● EXERCISE GOAL: Search the records that follow and extract every line containing the string "from".

(begin)

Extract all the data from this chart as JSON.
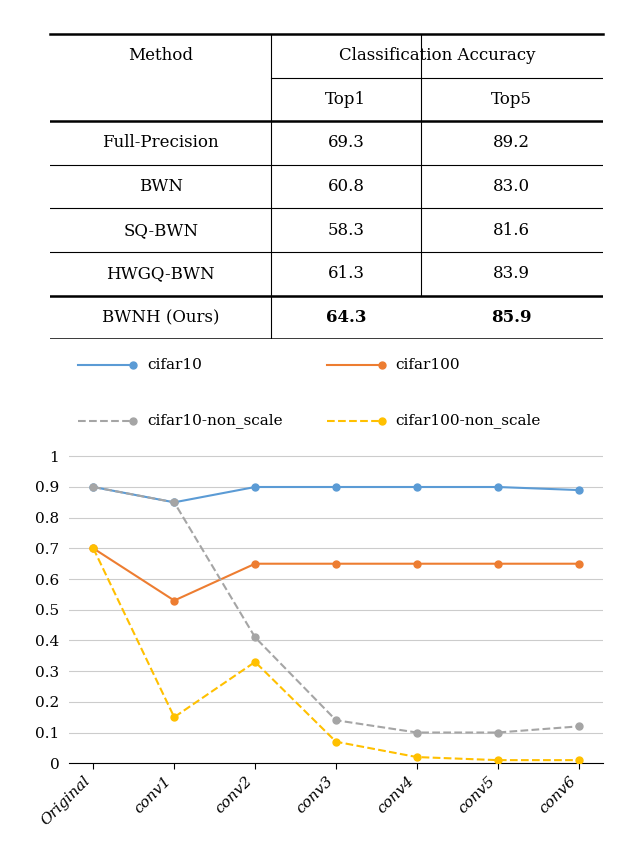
{
  "table": {
    "methods": [
      "Full-Precision",
      "BWN",
      "SQ-BWN",
      "HWGQ-BWN",
      "BWNH (Ours)"
    ],
    "top1": [
      "69.3",
      "60.8",
      "58.3",
      "61.3",
      "64.3"
    ],
    "top5": [
      "89.2",
      "83.0",
      "81.6",
      "83.9",
      "85.9"
    ],
    "bold_row": 4
  },
  "plot": {
    "x_labels": [
      "Original",
      "conv1",
      "conv2",
      "conv3",
      "conv4",
      "conv5",
      "conv6"
    ],
    "cifar10": [
      0.9,
      0.85,
      0.9,
      0.9,
      0.9,
      0.9,
      0.89
    ],
    "cifar100": [
      0.7,
      0.53,
      0.65,
      0.65,
      0.65,
      0.65,
      0.65
    ],
    "cifar10_non_scale": [
      0.9,
      0.85,
      0.41,
      0.14,
      0.1,
      0.1,
      0.12
    ],
    "cifar100_non_scale": [
      0.7,
      0.15,
      0.33,
      0.07,
      0.02,
      0.01,
      0.01
    ],
    "cifar10_color": "#5B9BD5",
    "cifar100_color": "#ED7D31",
    "cifar10_ns_color": "#A5A5A5",
    "cifar100_ns_color": "#FFC000",
    "ylim": [
      0,
      1.05
    ],
    "yticks": [
      0,
      0.1,
      0.2,
      0.3,
      0.4,
      0.5,
      0.6,
      0.7,
      0.8,
      0.9,
      1
    ],
    "ytick_labels": [
      "0",
      "0.1",
      "0.2",
      "0.3",
      "0.4",
      "0.5",
      "0.6",
      "0.7",
      "0.8",
      "0.9",
      "1"
    ]
  },
  "legend": {
    "cifar10_label": "cifar10",
    "cifar100_label": "cifar100",
    "cifar10_ns_label": "cifar10-non_scale",
    "cifar100_ns_label": "cifar100-non_scale"
  },
  "line_width": 1.5,
  "marker_size": 5,
  "fontsize_table": 12,
  "fontsize_axis": 11,
  "fontsize_legend": 11,
  "bg_color": "#ffffff",
  "grid_color": "#CCCCCC"
}
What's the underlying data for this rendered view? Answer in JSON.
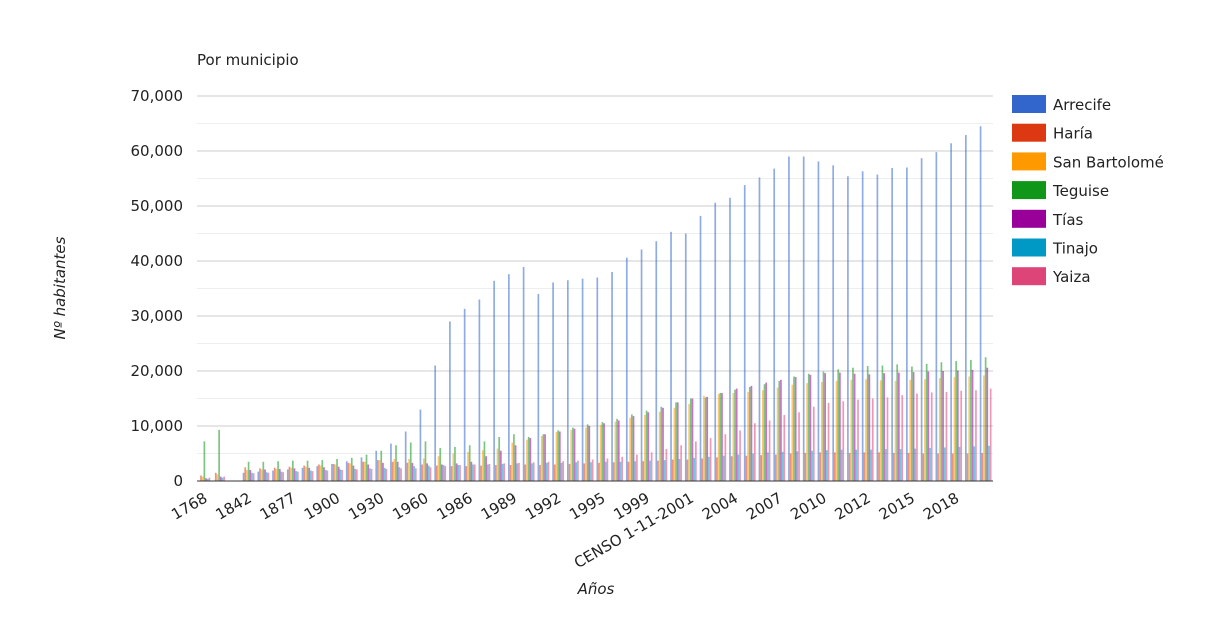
{
  "chart_data": {
    "type": "bar",
    "title": "Por municipio",
    "x_label": "Años",
    "y_label": "Nº habitantes",
    "categories": [
      "1768",
      null,
      null,
      "1842",
      null,
      null,
      "1877",
      null,
      null,
      "1900",
      null,
      null,
      "1930",
      null,
      null,
      "1960",
      null,
      null,
      "1986",
      null,
      null,
      "1989",
      null,
      null,
      "1992",
      null,
      null,
      "1995",
      null,
      null,
      "1999",
      null,
      null,
      "CENSO 1-11-2001",
      null,
      null,
      "2004",
      null,
      null,
      "2007",
      null,
      null,
      "2010",
      null,
      null,
      "2012",
      null,
      null,
      "2015",
      null,
      null,
      "2018",
      null,
      null
    ],
    "series": [
      {
        "name": "Arrecife",
        "color": "#3366cc",
        "values": [
          0,
          0,
          0,
          1500,
          1700,
          1900,
          2100,
          2400,
          2700,
          3100,
          3600,
          4300,
          5500,
          6800,
          9000,
          13000,
          21000,
          29000,
          31300,
          33000,
          36400,
          37600,
          38900,
          34000,
          36100,
          36500,
          36800,
          37000,
          38000,
          40600,
          42100,
          43600,
          45300,
          45000,
          48200,
          50600,
          51500,
          53800,
          55200,
          56800,
          59000,
          59000,
          58100,
          57400,
          55400,
          56300,
          55700,
          56900,
          57000,
          58700,
          59800,
          61400,
          62900,
          64500
        ]
      },
      {
        "name": "Haría",
        "color": "#dc3912",
        "values": [
          1000,
          1500,
          0,
          2500,
          2300,
          2400,
          2600,
          2800,
          3000,
          3100,
          3300,
          3500,
          3800,
          3500,
          3300,
          3000,
          2800,
          2700,
          2700,
          2800,
          2900,
          2900,
          3000,
          2900,
          3000,
          3100,
          3200,
          3300,
          3400,
          3500,
          3600,
          3700,
          3900,
          3900,
          4100,
          4300,
          4500,
          4600,
          4700,
          4800,
          5000,
          5100,
          5200,
          5200,
          5100,
          5200,
          5200,
          5100,
          5100,
          5000,
          5000,
          5000,
          5000,
          5100
        ]
      },
      {
        "name": "San Bartolomé",
        "color": "#ff9900",
        "values": [
          800,
          1200,
          0,
          2000,
          2100,
          2200,
          2400,
          2600,
          2800,
          3000,
          3200,
          3500,
          3800,
          4000,
          4000,
          4100,
          4500,
          5000,
          5300,
          5600,
          5900,
          7000,
          7500,
          8200,
          8900,
          9300,
          9700,
          10200,
          10800,
          11500,
          12000,
          12600,
          13300,
          14000,
          15500,
          15800,
          16000,
          16200,
          16500,
          17000,
          17500,
          17800,
          18000,
          18200,
          18400,
          18500,
          18300,
          18200,
          18400,
          18500,
          18700,
          18900,
          19000,
          19200
        ]
      },
      {
        "name": "Teguise",
        "color": "#109618",
        "values": [
          7200,
          9300,
          0,
          3500,
          3500,
          3600,
          3700,
          3700,
          3800,
          4000,
          4200,
          4800,
          5500,
          6500,
          7000,
          7200,
          6000,
          6200,
          6500,
          7200,
          8000,
          8500,
          8000,
          8500,
          9200,
          9700,
          10300,
          10700,
          11300,
          12100,
          12800,
          13500,
          14300,
          15000,
          15200,
          16000,
          16600,
          17100,
          17600,
          18200,
          19000,
          19500,
          19900,
          20300,
          20600,
          20900,
          21000,
          21200,
          20800,
          21300,
          21600,
          21800,
          22000,
          22500
        ]
      },
      {
        "name": "Tías",
        "color": "#990099",
        "values": [
          500,
          800,
          0,
          2000,
          2100,
          2200,
          2300,
          2400,
          2500,
          2600,
          2800,
          3000,
          3300,
          3500,
          3300,
          3200,
          3000,
          3200,
          3500,
          4500,
          5500,
          6500,
          7800,
          8500,
          9000,
          9500,
          10000,
          10500,
          11000,
          11800,
          12500,
          13300,
          14300,
          15000,
          15300,
          16000,
          16800,
          17300,
          17900,
          18400,
          18900,
          19300,
          19600,
          19700,
          19500,
          19400,
          19600,
          19700,
          19800,
          19900,
          20000,
          20100,
          20200,
          20600
        ]
      },
      {
        "name": "Tinajo",
        "color": "#0099c6",
        "values": [
          400,
          600,
          0,
          1500,
          1600,
          1700,
          1800,
          1900,
          2000,
          2100,
          2200,
          2300,
          2400,
          2500,
          2700,
          2800,
          2900,
          2900,
          3000,
          3000,
          3100,
          3200,
          3200,
          3300,
          3300,
          3400,
          3400,
          3500,
          3500,
          3600,
          3700,
          3800,
          4000,
          4200,
          4400,
          4600,
          4800,
          5000,
          5200,
          5300,
          5400,
          5500,
          5600,
          5700,
          5700,
          5700,
          5800,
          5800,
          5900,
          6000,
          6100,
          6200,
          6300,
          6400
        ]
      },
      {
        "name": "Yaiza",
        "color": "#dd4477",
        "values": [
          600,
          800,
          0,
          1400,
          1500,
          1600,
          1700,
          1800,
          1900,
          2000,
          2100,
          2200,
          2200,
          2300,
          2300,
          2500,
          2700,
          2900,
          3000,
          3100,
          3200,
          3300,
          3400,
          3500,
          3600,
          3700,
          3900,
          4100,
          4400,
          4800,
          5200,
          5800,
          6500,
          7200,
          7800,
          8500,
          9200,
          10500,
          11000,
          12000,
          12500,
          13500,
          14200,
          14500,
          14800,
          15000,
          15200,
          15600,
          15900,
          16100,
          16200,
          16400,
          16500,
          16800
        ]
      }
    ],
    "ylim": [
      0,
      70000
    ],
    "yticks": [
      {
        "value": 0,
        "label": "0"
      },
      {
        "value": 10000,
        "label": "10,000"
      },
      {
        "value": 20000,
        "label": "20,000"
      },
      {
        "value": 30000,
        "label": "30,000"
      },
      {
        "value": 40000,
        "label": "40,000"
      },
      {
        "value": 50000,
        "label": "50,000"
      },
      {
        "value": 60000,
        "label": "60,000"
      },
      {
        "value": 70000,
        "label": "70,000"
      }
    ],
    "grid": true,
    "legend": "right"
  }
}
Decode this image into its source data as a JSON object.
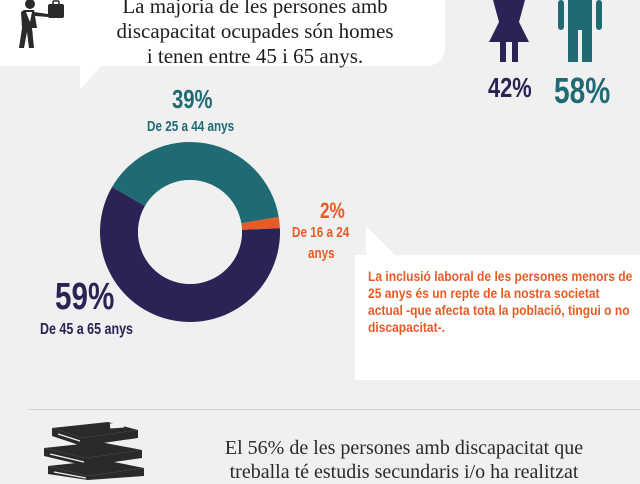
{
  "top_note": {
    "line1": "La majoria de les persones amb",
    "line2": "discapacitat ocupades són homes",
    "line3": "i tenen entre 45 i 65 anys."
  },
  "gender": {
    "female_pct": "42%",
    "male_pct": "58%",
    "female_color": "#2b2255",
    "male_color": "#1f6a73"
  },
  "chart_data": {
    "type": "pie",
    "donut": true,
    "slices": [
      {
        "label": "De 25 a 44 anys",
        "pct_label": "39%",
        "value": 39,
        "color": "#1f6a73"
      },
      {
        "label": "De 16 a 24 anys",
        "pct_label": "2%",
        "value": 2,
        "color": "#e85a26"
      },
      {
        "label": "De 45 a 65 anys",
        "pct_label": "59%",
        "value": 59,
        "color": "#2b2255"
      }
    ]
  },
  "labels": {
    "s39_pct": "39%",
    "s39_range": "De 25 a 44 anys",
    "s2_pct": "2%",
    "s2_range_line1": "De 16 a 24",
    "s2_range_line2": "anys",
    "s59_pct": "59%",
    "s59_range": "De 45 a 65 anys"
  },
  "right_note": "La inclusió laboral de les persones menors de 25 anys és un repte de la nostra societat actual -que afecta tota la població, tingui o no discapacitat-.",
  "bottom_note": {
    "line1": "El 56% de les persones amb discapacitat que",
    "line2": "treballa té estudis secundaris i/o ha realitzat"
  },
  "icons": {
    "worker": "businessman-walking-icon",
    "female": "female-icon",
    "male": "male-icon",
    "books": "books-stack-icon"
  }
}
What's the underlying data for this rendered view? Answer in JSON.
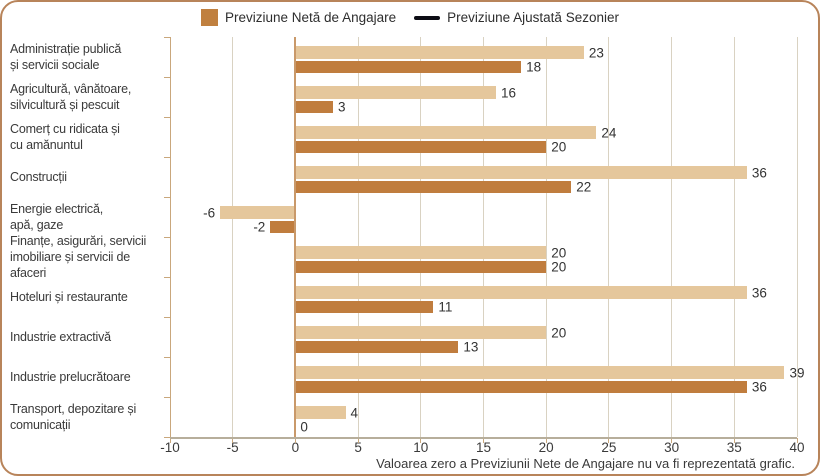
{
  "legend": {
    "net_label": "Previziune Netă de Angajare",
    "adjusted_label": "Previziune Ajustată Sezonier"
  },
  "footer_note": "Valoarea zero a Previziunii Nete de Angajare nu va fi reprezentată grafic.",
  "colors": {
    "net_bar": "#e5c79c",
    "adjusted_bar": "#c07d3e",
    "legend_square": "#c0803f",
    "legend_line": "#0d0d15",
    "border": "#b8845a",
    "gridline": "#d9d2c2",
    "zero_line": "#c9996a",
    "y_axis_line": "#c9a77c",
    "x_axis_line": "#b7ae9b",
    "tick": "#c9a77c",
    "text": "#3a3a3a"
  },
  "chart_data": {
    "type": "bar",
    "orientation": "horizontal",
    "title": "",
    "xlabel": "",
    "ylabel": "",
    "xlim": [
      -10,
      40
    ],
    "xticks": [
      -10,
      -5,
      0,
      5,
      10,
      15,
      20,
      25,
      30,
      35,
      40
    ],
    "grid": true,
    "legend_position": "top",
    "categories": [
      "Administrație publică\nși servicii sociale",
      "Agricultură, vânătoare,\nsilvicultură și pescuit",
      "Comerț cu ridicata și\ncu amănuntul",
      "Construcții",
      "Energie electrică,\napă, gaze",
      "Finanțe, asigurări, servicii\nimobiliare și servicii de afaceri",
      "Hoteluri și restaurante",
      "Industrie extractivă",
      "Industrie prelucrătoare",
      "Transport, depozitare și\ncomunicații"
    ],
    "series": [
      {
        "name": "Previziune Netă de Angajare",
        "values": [
          23,
          16,
          24,
          36,
          -6,
          20,
          36,
          20,
          39,
          4
        ]
      },
      {
        "name": "Previziune Ajustată Sezonier",
        "values": [
          18,
          3,
          20,
          22,
          -2,
          20,
          11,
          13,
          36,
          0
        ]
      }
    ],
    "note": "Valoarea zero a Previziunii Nete de Angajare nu va fi reprezentată grafic."
  }
}
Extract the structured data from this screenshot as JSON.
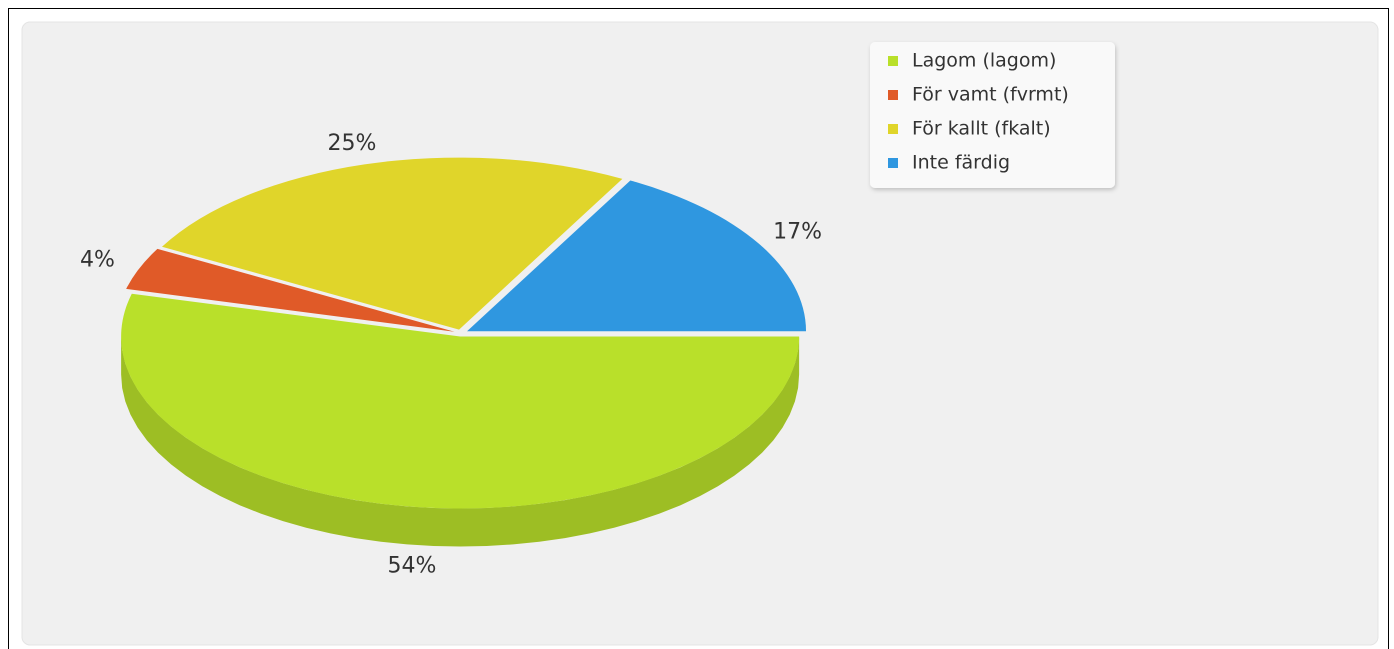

(end)

● WRITTEN SOLUTION:
Extract all the data from this chart as JSON.
Extract the structured data from this screenshot as JSON.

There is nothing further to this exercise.